··· DATASET RECORDS
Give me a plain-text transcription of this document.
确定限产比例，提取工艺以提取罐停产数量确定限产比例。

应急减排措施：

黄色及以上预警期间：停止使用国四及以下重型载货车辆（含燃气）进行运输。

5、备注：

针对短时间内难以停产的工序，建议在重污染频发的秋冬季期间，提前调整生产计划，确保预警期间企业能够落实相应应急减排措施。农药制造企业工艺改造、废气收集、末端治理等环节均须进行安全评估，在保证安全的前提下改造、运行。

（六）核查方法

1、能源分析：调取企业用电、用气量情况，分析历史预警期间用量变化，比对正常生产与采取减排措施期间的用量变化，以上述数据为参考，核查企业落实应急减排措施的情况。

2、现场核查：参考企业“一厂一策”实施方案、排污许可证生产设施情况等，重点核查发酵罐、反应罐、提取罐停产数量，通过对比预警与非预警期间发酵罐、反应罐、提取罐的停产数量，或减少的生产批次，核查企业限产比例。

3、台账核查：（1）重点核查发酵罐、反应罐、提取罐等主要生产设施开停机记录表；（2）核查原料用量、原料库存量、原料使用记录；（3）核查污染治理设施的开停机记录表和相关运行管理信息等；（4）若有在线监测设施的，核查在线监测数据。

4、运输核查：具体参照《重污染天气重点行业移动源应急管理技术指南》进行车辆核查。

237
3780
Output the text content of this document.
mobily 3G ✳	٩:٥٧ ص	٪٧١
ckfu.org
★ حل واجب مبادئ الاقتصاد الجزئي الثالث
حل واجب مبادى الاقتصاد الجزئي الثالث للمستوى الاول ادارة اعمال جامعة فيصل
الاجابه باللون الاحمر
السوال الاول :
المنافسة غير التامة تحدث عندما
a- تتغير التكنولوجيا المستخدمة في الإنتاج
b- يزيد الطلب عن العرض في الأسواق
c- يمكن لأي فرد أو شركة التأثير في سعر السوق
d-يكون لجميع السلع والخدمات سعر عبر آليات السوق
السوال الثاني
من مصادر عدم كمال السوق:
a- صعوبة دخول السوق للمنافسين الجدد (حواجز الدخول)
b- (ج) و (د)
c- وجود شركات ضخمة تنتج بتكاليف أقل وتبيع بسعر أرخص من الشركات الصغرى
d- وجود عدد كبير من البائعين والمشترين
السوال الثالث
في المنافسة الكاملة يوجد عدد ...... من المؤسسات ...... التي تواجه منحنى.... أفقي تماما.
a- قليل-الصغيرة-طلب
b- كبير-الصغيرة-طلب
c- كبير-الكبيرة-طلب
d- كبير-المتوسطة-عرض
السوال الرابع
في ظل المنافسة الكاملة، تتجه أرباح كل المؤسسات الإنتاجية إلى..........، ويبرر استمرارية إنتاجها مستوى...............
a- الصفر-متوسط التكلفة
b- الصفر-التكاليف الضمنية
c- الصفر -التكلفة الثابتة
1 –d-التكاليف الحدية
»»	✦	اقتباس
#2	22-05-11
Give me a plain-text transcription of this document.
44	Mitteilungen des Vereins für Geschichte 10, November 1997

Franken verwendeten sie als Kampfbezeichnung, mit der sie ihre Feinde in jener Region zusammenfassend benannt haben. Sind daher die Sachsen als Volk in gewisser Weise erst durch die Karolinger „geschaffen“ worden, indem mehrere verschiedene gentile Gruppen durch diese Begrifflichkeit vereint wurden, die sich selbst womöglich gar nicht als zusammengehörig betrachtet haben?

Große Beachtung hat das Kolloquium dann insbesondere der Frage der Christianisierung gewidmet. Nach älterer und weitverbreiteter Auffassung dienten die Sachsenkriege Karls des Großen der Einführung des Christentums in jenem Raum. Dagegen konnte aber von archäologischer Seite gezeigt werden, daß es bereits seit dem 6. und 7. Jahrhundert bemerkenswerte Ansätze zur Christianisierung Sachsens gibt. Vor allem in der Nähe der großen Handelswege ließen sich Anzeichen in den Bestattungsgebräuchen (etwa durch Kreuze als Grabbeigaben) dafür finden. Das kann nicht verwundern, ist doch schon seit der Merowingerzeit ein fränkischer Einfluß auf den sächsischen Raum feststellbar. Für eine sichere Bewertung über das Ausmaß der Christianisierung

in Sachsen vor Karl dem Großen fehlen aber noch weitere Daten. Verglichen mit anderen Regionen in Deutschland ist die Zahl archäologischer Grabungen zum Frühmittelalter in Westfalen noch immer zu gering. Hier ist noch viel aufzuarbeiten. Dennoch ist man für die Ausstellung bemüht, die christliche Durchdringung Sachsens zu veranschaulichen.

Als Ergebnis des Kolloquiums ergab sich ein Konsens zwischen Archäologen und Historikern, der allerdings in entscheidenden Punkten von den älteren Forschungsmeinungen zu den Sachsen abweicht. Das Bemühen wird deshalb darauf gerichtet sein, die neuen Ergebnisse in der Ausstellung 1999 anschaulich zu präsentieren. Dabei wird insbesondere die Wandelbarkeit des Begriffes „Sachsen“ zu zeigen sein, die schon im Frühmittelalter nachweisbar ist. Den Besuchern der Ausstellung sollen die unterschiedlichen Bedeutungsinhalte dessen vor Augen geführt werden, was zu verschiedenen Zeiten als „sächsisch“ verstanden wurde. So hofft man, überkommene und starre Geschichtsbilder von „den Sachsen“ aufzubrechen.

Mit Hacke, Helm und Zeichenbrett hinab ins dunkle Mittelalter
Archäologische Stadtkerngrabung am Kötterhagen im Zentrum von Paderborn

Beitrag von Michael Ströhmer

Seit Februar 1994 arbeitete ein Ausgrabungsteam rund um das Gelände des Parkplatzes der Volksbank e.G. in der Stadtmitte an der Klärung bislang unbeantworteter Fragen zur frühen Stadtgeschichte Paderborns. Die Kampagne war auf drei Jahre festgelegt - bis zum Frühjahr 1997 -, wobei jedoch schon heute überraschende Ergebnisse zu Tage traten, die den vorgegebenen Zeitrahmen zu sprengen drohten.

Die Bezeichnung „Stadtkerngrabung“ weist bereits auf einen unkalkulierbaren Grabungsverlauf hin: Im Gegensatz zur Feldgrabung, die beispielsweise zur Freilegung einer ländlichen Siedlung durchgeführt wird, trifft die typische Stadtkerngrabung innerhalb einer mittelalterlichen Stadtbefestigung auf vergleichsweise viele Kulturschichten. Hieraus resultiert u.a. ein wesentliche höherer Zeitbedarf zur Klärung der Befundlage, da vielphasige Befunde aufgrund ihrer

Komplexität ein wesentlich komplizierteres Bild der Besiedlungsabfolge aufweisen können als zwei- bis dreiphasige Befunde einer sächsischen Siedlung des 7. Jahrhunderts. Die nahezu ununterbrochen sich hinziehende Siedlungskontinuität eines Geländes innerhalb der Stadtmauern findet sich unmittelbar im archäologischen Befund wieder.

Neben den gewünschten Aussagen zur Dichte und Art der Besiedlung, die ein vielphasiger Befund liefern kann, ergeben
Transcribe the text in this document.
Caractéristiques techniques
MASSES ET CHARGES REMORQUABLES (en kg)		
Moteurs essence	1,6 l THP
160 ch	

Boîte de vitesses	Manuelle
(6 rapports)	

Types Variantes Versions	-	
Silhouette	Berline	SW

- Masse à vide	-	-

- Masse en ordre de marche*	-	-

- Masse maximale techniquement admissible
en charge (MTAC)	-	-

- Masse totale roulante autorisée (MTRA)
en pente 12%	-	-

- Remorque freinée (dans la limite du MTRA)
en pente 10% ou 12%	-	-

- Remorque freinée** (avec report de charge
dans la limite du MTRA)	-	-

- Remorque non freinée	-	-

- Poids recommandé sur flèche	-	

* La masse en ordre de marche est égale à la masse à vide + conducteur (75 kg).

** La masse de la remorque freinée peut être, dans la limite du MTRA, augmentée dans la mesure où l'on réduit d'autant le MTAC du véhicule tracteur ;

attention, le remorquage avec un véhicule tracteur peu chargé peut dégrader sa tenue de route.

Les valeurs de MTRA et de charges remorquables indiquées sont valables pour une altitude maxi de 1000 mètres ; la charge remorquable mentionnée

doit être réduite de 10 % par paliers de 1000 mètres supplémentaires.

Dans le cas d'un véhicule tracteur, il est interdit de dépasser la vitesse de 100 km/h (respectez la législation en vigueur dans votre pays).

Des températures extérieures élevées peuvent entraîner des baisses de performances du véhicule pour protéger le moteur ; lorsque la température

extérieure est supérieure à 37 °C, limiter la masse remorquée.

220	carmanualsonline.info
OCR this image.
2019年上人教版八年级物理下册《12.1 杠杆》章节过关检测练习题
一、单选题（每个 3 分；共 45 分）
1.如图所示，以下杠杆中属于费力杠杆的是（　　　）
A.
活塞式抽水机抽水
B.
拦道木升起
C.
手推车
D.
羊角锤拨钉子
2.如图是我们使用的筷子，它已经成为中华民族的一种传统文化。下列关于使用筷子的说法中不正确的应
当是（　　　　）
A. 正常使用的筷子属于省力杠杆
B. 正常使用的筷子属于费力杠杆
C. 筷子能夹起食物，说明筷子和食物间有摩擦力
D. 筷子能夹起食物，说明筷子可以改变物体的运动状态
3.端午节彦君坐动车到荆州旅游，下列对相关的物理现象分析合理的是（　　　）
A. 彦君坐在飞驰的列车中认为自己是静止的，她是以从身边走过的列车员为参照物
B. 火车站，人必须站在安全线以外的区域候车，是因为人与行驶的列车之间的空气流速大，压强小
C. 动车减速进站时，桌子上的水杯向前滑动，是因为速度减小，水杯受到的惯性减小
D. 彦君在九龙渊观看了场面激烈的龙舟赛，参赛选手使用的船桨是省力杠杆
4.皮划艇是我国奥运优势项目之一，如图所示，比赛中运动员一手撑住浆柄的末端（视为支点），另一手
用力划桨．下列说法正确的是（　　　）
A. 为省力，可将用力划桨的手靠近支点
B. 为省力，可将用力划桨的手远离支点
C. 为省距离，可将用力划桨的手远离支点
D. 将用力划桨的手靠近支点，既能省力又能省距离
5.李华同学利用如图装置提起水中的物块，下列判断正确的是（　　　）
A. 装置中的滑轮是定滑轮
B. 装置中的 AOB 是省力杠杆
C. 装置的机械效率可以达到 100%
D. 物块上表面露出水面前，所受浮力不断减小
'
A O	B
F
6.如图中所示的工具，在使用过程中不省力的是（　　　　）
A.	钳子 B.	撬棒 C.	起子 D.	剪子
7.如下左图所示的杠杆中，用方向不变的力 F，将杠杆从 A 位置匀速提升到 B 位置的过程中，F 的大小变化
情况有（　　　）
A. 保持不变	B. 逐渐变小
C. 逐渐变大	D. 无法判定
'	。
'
······
▶ _PROBLEM REQUIREMENTS_
Copy in full each line that holds the word "السوق".

▶ _EXERCISE RESPONSE_
c- يمكن لأي فرد أو شركة التأثير في سعر السوق
d-يكون لجميع السلع والخدمات سعر عبر آليات السوق
من مصادر عدم كمال السوق:
a- صعوبة دخول السوق للمنافسين الجدد (حواجز الدخول)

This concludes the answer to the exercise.